**GIVEN INSTRUCTION**
The listing below should be printed exactly, every line of it. Skip the pictures.

Entries from a dataset
▬▬▬▬▬▬▬▬▬▬
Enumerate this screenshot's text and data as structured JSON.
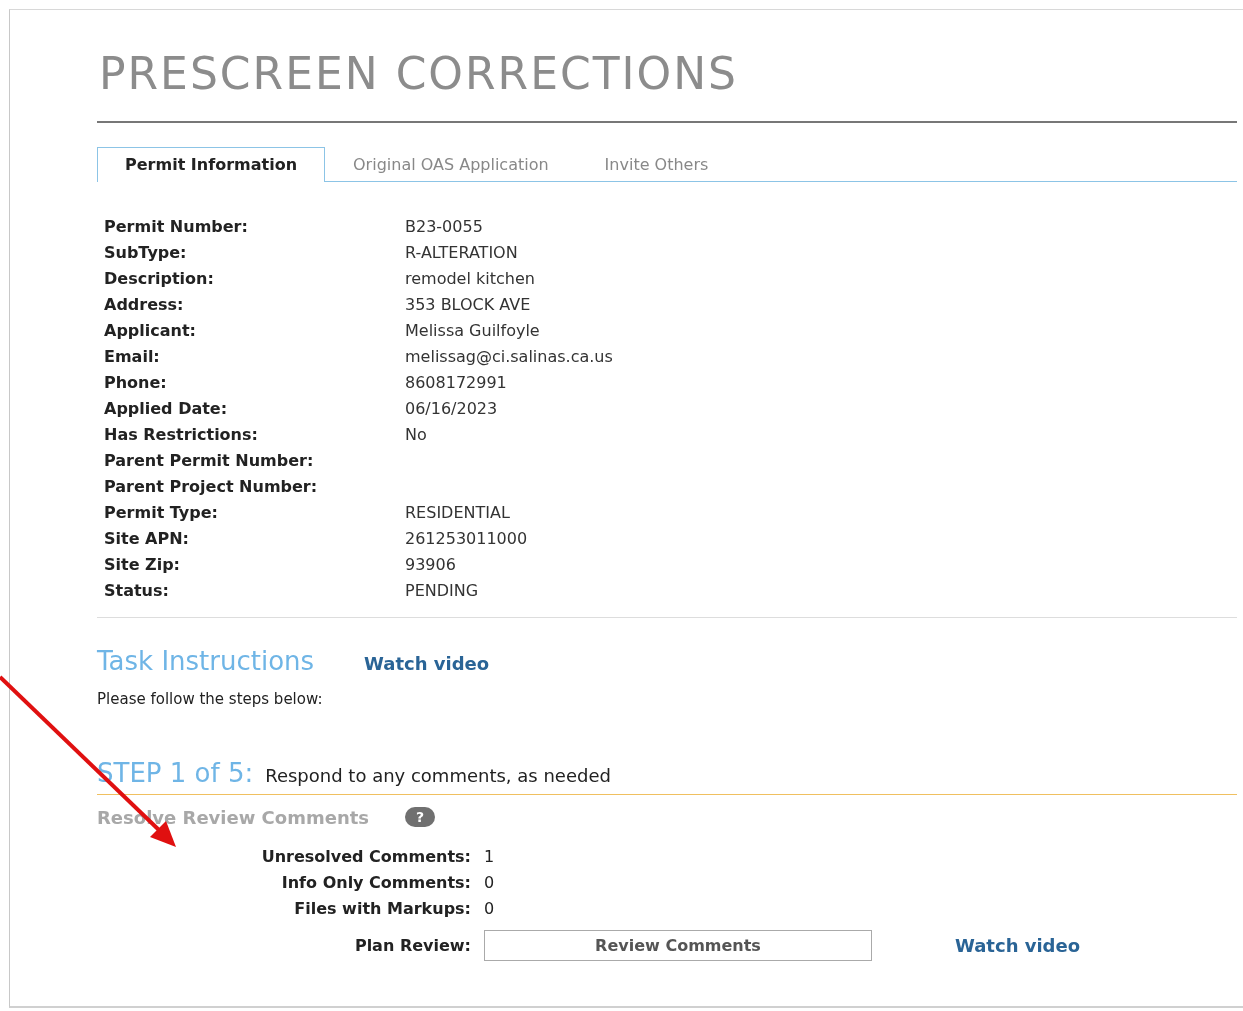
{
  "title": "PRESCREEN CORRECTIONS",
  "tabs": [
    {
      "label": "Permit Information",
      "selected": true
    },
    {
      "label": "Original OAS Application",
      "selected": false
    },
    {
      "label": "Invite Others",
      "selected": false
    }
  ],
  "permit_fields": [
    {
      "label": "Permit Number:",
      "value": "B23-0055"
    },
    {
      "label": "SubType:",
      "value": "R-ALTERATION"
    },
    {
      "label": "Description:",
      "value": "remodel kitchen"
    },
    {
      "label": "Address:",
      "value": "353 BLOCK AVE"
    },
    {
      "label": "Applicant:",
      "value": "Melissa Guilfoyle"
    },
    {
      "label": "Email:",
      "value": "melissag@ci.salinas.ca.us"
    },
    {
      "label": "Phone:",
      "value": "8608172991"
    },
    {
      "label": "Applied Date:",
      "value": "06/16/2023"
    },
    {
      "label": "Has Restrictions:",
      "value": "No"
    },
    {
      "label": "Parent Permit Number:"
    },
    {
      "label": "Parent Project Number:"
    },
    {
      "label": "Permit Type:",
      "value": "RESIDENTIAL"
    },
    {
      "label": "Site APN:",
      "value": "261253011000"
    },
    {
      "label": "Site Zip:",
      "value": "93906"
    },
    {
      "label": "Status:",
      "value": "PENDING"
    }
  ],
  "task_instructions": {
    "heading": "Task Instructions",
    "video_link": "Watch video",
    "text": "Please follow the steps below:"
  },
  "step": {
    "number": "STEP 1 of 5:",
    "description": "Respond to any comments, as needed",
    "section_title": "Resolve Review Comments",
    "help": "?",
    "counts": [
      {
        "label": "Unresolved Comments:",
        "value": "1"
      },
      {
        "label": "Info Only Comments:",
        "value": "0"
      },
      {
        "label": "Files with Markups:",
        "value": "0"
      }
    ],
    "plan_review": {
      "label": "Plan Review:",
      "button": "Review Comments",
      "video_link": "Watch video"
    }
  }
}
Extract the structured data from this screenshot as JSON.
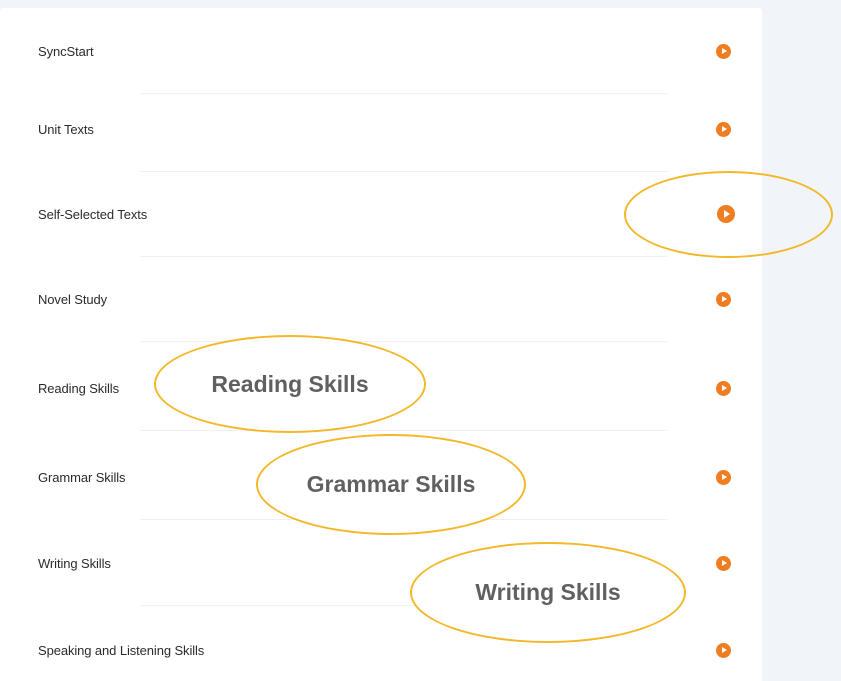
{
  "menu": {
    "items": [
      {
        "label": "SyncStart",
        "icon": "play-circle-icon"
      },
      {
        "label": "Unit Texts",
        "icon": "play-circle-icon"
      },
      {
        "label": "Self-Selected Texts",
        "icon": "play-circle-icon"
      },
      {
        "label": "Novel Study",
        "icon": "play-circle-icon"
      },
      {
        "label": "Reading Skills",
        "icon": "play-circle-icon"
      },
      {
        "label": "Grammar Skills",
        "icon": "play-circle-icon"
      },
      {
        "label": "Writing Skills",
        "icon": "play-circle-icon"
      },
      {
        "label": "Speaking and Listening Skills",
        "icon": "play-circle-icon"
      }
    ]
  },
  "callouts": {
    "reading": "Reading Skills",
    "grammar": "Grammar Skills",
    "writing": "Writing Skills"
  },
  "colors": {
    "accent": "#ef7d22",
    "highlight": "#f2b829",
    "background": "#f1f4f8"
  }
}
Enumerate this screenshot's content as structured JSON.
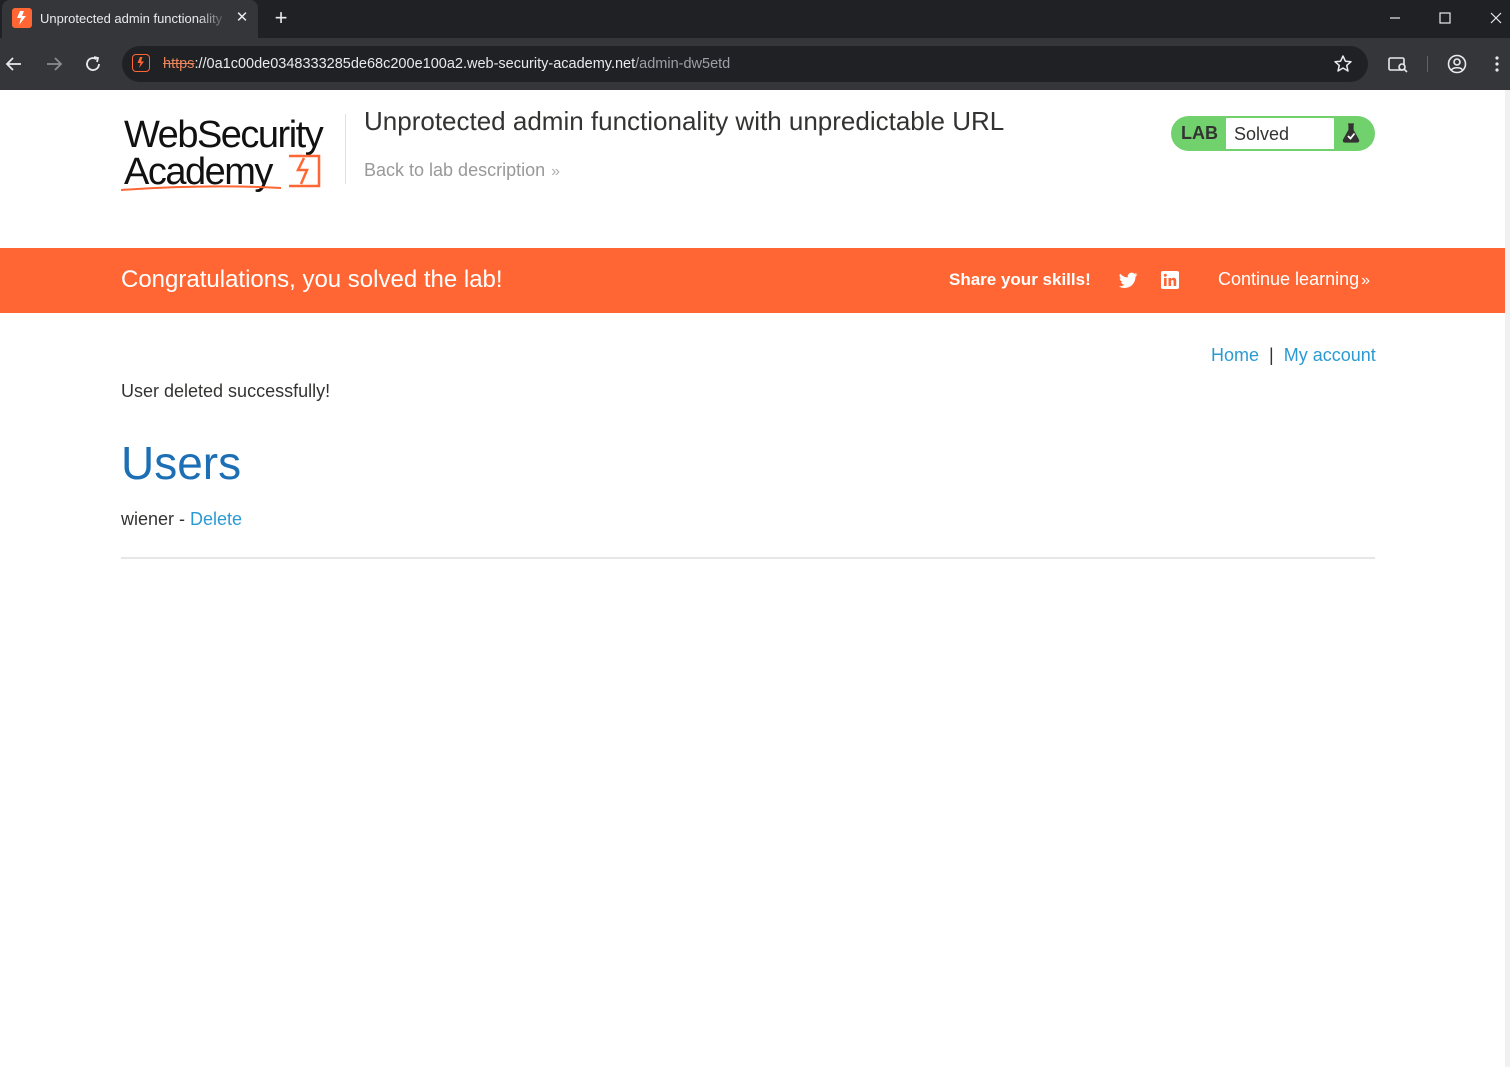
{
  "browser": {
    "tab_title": "Unprotected admin functionality with unpredictable URL",
    "tab_close": "✕",
    "new_tab": "+",
    "url": {
      "scheme": "https",
      "host": "://0a1c00de0348333285de68c200e100a2.web-security-academy.net",
      "path": "/admin-dw5etd"
    }
  },
  "header": {
    "logo_line1": "WebSecurity",
    "logo_line2": "Academy",
    "lab_title": "Unprotected admin functionality with unpredictable URL",
    "back_link": "Back to lab description",
    "lab_status": {
      "label": "LAB",
      "status": "Solved"
    }
  },
  "banner": {
    "message": "Congratulations, you solved the lab!",
    "share": "Share your skills!",
    "continue": "Continue learning"
  },
  "nav": {
    "home": "Home",
    "separator": "|",
    "my_account": "My account"
  },
  "main": {
    "message": "User deleted successfully!",
    "users_heading": "Users",
    "users": [
      {
        "name": "wiener",
        "separator": " - ",
        "action": "Delete"
      }
    ]
  },
  "colors": {
    "brand_orange": "#ff6633",
    "link_blue": "#2b9ad4",
    "heading_blue": "#1c6fb5",
    "solved_green": "#70d16d"
  }
}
▬▬▬▬▬▬▬▬▬▬
**REPLY TO THE TASK**
Enumerate this screenshot's text and data as structured JSON.
{
  "title": "PRESCREEN CORRECTIONS",
  "tabs": [
    {
      "label": "Permit Information",
      "selected": true
    },
    {
      "label": "Original OAS Application",
      "selected": false
    },
    {
      "label": "Invite Others",
      "selected": false
    }
  ],
  "permit_fields": [
    {
      "label": "Permit Number:",
      "value": "B23-0055"
    },
    {
      "label": "SubType:",
      "value": "R-ALTERATION"
    },
    {
      "label": "Description:",
      "value": "remodel kitchen"
    },
    {
      "label": "Address:",
      "value": "353 BLOCK AVE"
    },
    {
      "label": "Applicant:",
      "value": "Melissa Guilfoyle"
    },
    {
      "label": "Email:",
      "value": "melissag@ci.salinas.ca.us"
    },
    {
      "label": "Phone:",
      "value": "8608172991"
    },
    {
      "label": "Applied Date:",
      "value": "06/16/2023"
    },
    {
      "label": "Has Restrictions:",
      "value": "No"
    },
    {
      "label": "Parent Permit Number:"
    },
    {
      "label": "Parent Project Number:"
    },
    {
      "label": "Permit Type:",
      "value": "RESIDENTIAL"
    },
    {
      "label": "Site APN:",
      "value": "261253011000"
    },
    {
      "label": "Site Zip:",
      "value": "93906"
    },
    {
      "label": "Status:",
      "value": "PENDING"
    }
  ],
  "task_instructions": {
    "heading": "Task Instructions",
    "video_link": "Watch video",
    "text": "Please follow the steps below:"
  },
  "step": {
    "number": "STEP 1 of 5:",
    "description": "Respond to any comments, as needed",
    "section_title": "Resolve Review Comments",
    "help": "?",
    "counts": [
      {
        "label": "Unresolved Comments:",
        "value": "1"
      },
      {
        "label": "Info Only Comments:",
        "value": "0"
      },
      {
        "label": "Files with Markups:",
        "value": "0"
      }
    ],
    "plan_review": {
      "label": "Plan Review:",
      "button": "Review Comments",
      "video_link": "Watch video"
    }
  }
}
Extract the structured data from this screenshot as JSON.
{
  "menu": {
    "items": [
      {
        "label": "SyncStart",
        "icon": "play-circle-icon"
      },
      {
        "label": "Unit Texts",
        "icon": "play-circle-icon"
      },
      {
        "label": "Self-Selected Texts",
        "icon": "play-circle-icon"
      },
      {
        "label": "Novel Study",
        "icon": "play-circle-icon"
      },
      {
        "label": "Reading Skills",
        "icon": "play-circle-icon"
      },
      {
        "label": "Grammar Skills",
        "icon": "play-circle-icon"
      },
      {
        "label": "Writing Skills",
        "icon": "play-circle-icon"
      },
      {
        "label": "Speaking and Listening Skills",
        "icon": "play-circle-icon"
      }
    ]
  },
  "callouts": {
    "reading": "Reading Skills",
    "grammar": "Grammar Skills",
    "writing": "Writing Skills"
  },
  "colors": {
    "accent": "#ef7d22",
    "highlight": "#f2b829",
    "background": "#f1f4f8"
  }
}
Enumerate this screenshot's content as structured JSON.
{
  "browser": {
    "tab_title": "Unprotected admin functionality with unpredictable URL",
    "tab_close": "✕",
    "new_tab": "+",
    "url": {
      "scheme": "https",
      "host": "://0a1c00de0348333285de68c200e100a2.web-security-academy.net",
      "path": "/admin-dw5etd"
    }
  },
  "header": {
    "logo_line1": "WebSecurity",
    "logo_line2": "Academy",
    "lab_title": "Unprotected admin functionality with unpredictable URL",
    "back_link": "Back to lab description",
    "lab_status": {
      "label": "LAB",
      "status": "Solved"
    }
  },
  "banner": {
    "message": "Congratulations, you solved the lab!",
    "share": "Share your skills!",
    "continue": "Continue learning"
  },
  "nav": {
    "home": "Home",
    "separator": "|",
    "my_account": "My account"
  },
  "main": {
    "message": "User deleted successfully!",
    "users_heading": "Users",
    "users": [
      {
        "name": "wiener",
        "separator": " - ",
        "action": "Delete"
      }
    ]
  },
  "colors": {
    "brand_orange": "#ff6633",
    "link_blue": "#2b9ad4",
    "heading_blue": "#1c6fb5",
    "solved_green": "#70d16d"
  }
}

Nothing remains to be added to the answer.